EXERCISE PROMPT: Repeat, exactly and in full, the lines of the listing below, but without any pictures.

MATERIAL PROVIDED:
--- Start ---
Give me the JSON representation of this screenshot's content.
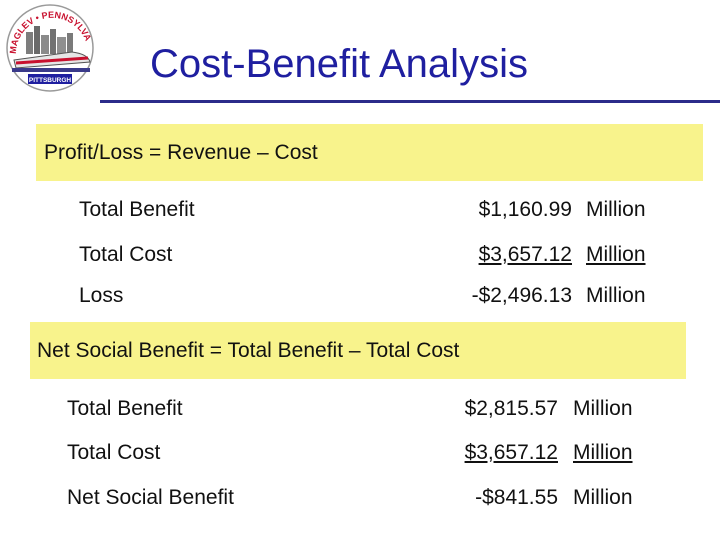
{
  "slide": {
    "title": "Cost-Benefit Analysis",
    "logo": {
      "icon": "maglev-train-logo-icon",
      "text_top": "MAGLEV • PENNSYLVANIA",
      "text_bottom": "PITTSBURGH"
    },
    "section1": {
      "formula": "Profit/Loss  =  Revenue – Cost",
      "rows": [
        {
          "label": "Total Benefit",
          "amount": "$1,160.99",
          "unit": "Million"
        },
        {
          "label": "Total Cost",
          "amount": "$3,657.12",
          "unit": "Million"
        },
        {
          "label": "Loss",
          "amount": "-$2,496.13",
          "unit": "Million"
        }
      ]
    },
    "section2": {
      "formula": "Net Social Benefit = Total Benefit – Total Cost",
      "rows": [
        {
          "label": "Total Benefit",
          "amount": "$2,815.57",
          "unit": "Million"
        },
        {
          "label": "Total Cost",
          "amount": "$3,657.12",
          "unit": "Million"
        },
        {
          "label": "Net Social Benefit",
          "amount": "-$841.55",
          "unit": "Million"
        }
      ]
    },
    "colors": {
      "title": "#1f1fa0",
      "highlight": "#f8f38c",
      "rule": "#2b2b8a"
    }
  }
}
--- End ---
TASK RESPONSE:
Give me the JSON representation of this screenshot's content.
{
  "slide": {
    "title": "Cost-Benefit Analysis",
    "logo": {
      "icon": "maglev-train-logo-icon",
      "text_top": "MAGLEV • PENNSYLVANIA",
      "text_bottom": "PITTSBURGH"
    },
    "section1": {
      "formula": "Profit/Loss  =  Revenue – Cost",
      "rows": [
        {
          "label": "Total Benefit",
          "amount": "$1,160.99",
          "unit": "Million"
        },
        {
          "label": "Total Cost",
          "amount": "$3,657.12",
          "unit": "Million"
        },
        {
          "label": "Loss",
          "amount": "-$2,496.13",
          "unit": "Million"
        }
      ]
    },
    "section2": {
      "formula": "Net Social Benefit = Total Benefit – Total Cost",
      "rows": [
        {
          "label": "Total Benefit",
          "amount": "$2,815.57",
          "unit": "Million"
        },
        {
          "label": "Total Cost",
          "amount": "$3,657.12",
          "unit": "Million"
        },
        {
          "label": "Net Social Benefit",
          "amount": "-$841.55",
          "unit": "Million"
        }
      ]
    },
    "colors": {
      "title": "#1f1fa0",
      "highlight": "#f8f38c",
      "rule": "#2b2b8a"
    }
  }
}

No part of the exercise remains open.